*Task prompt*:
Reproduce the entire listing word for word.

[Figure contents as structured data]
■ ■ ■ ■

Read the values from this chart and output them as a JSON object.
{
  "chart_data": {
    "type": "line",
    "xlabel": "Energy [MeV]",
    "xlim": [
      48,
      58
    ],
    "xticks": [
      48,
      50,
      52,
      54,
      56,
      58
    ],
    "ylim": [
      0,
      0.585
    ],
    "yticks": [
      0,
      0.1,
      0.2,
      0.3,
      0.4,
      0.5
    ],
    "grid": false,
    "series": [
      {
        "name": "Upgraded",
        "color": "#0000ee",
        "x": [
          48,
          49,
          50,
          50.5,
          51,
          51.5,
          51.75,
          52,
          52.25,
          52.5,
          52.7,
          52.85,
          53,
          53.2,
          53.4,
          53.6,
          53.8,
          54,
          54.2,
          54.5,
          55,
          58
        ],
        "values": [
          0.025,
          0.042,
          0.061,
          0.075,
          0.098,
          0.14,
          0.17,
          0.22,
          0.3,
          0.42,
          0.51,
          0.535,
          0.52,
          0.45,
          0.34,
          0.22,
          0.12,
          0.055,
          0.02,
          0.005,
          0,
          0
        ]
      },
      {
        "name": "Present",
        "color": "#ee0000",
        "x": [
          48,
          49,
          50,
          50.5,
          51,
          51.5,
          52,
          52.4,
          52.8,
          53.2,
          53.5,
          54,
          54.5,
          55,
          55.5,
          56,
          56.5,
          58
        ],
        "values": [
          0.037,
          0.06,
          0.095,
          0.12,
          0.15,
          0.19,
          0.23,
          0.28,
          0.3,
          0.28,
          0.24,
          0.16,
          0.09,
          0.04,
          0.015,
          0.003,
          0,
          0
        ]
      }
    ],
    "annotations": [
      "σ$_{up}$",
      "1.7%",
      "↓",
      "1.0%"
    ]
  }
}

■ ■ ■ ■

*Output of the task*:
Read the values from this chart and output them as a JSON object.
{
  "chart_data": {
    "type": "line",
    "xlabel": "Energy [MeV]",
    "xlim": [
      48,
      58
    ],
    "xticks": [
      48,
      50,
      52,
      54,
      56,
      58
    ],
    "ylim": [
      0,
      0.585
    ],
    "yticks": [
      0,
      0.1,
      0.2,
      0.3,
      0.4,
      0.5
    ],
    "grid": false,
    "series": [
      {
        "name": "Upgraded",
        "color": "#0000ee",
        "x": [
          48,
          49,
          50,
          50.5,
          51,
          51.5,
          51.75,
          52,
          52.25,
          52.5,
          52.7,
          52.85,
          53,
          53.2,
          53.4,
          53.6,
          53.8,
          54,
          54.2,
          54.5,
          55,
          58
        ],
        "values": [
          0.025,
          0.042,
          0.061,
          0.075,
          0.098,
          0.14,
          0.17,
          0.22,
          0.3,
          0.42,
          0.51,
          0.535,
          0.52,
          0.45,
          0.34,
          0.22,
          0.12,
          0.055,
          0.02,
          0.005,
          0,
          0
        ]
      },
      {
        "name": "Present",
        "color": "#ee0000",
        "x": [
          48,
          49,
          50,
          50.5,
          51,
          51.5,
          52,
          52.4,
          52.8,
          53.2,
          53.5,
          54,
          54.5,
          55,
          55.5,
          56,
          56.5,
          58
        ],
        "values": [
          0.037,
          0.06,
          0.095,
          0.12,
          0.15,
          0.19,
          0.23,
          0.28,
          0.3,
          0.28,
          0.24,
          0.16,
          0.09,
          0.04,
          0.015,
          0.003,
          0,
          0
        ]
      }
    ],
    "annotations": [
      "σ$_{up}$",
      "1.7%",
      "↓",
      "1.0%"
    ]
  }
}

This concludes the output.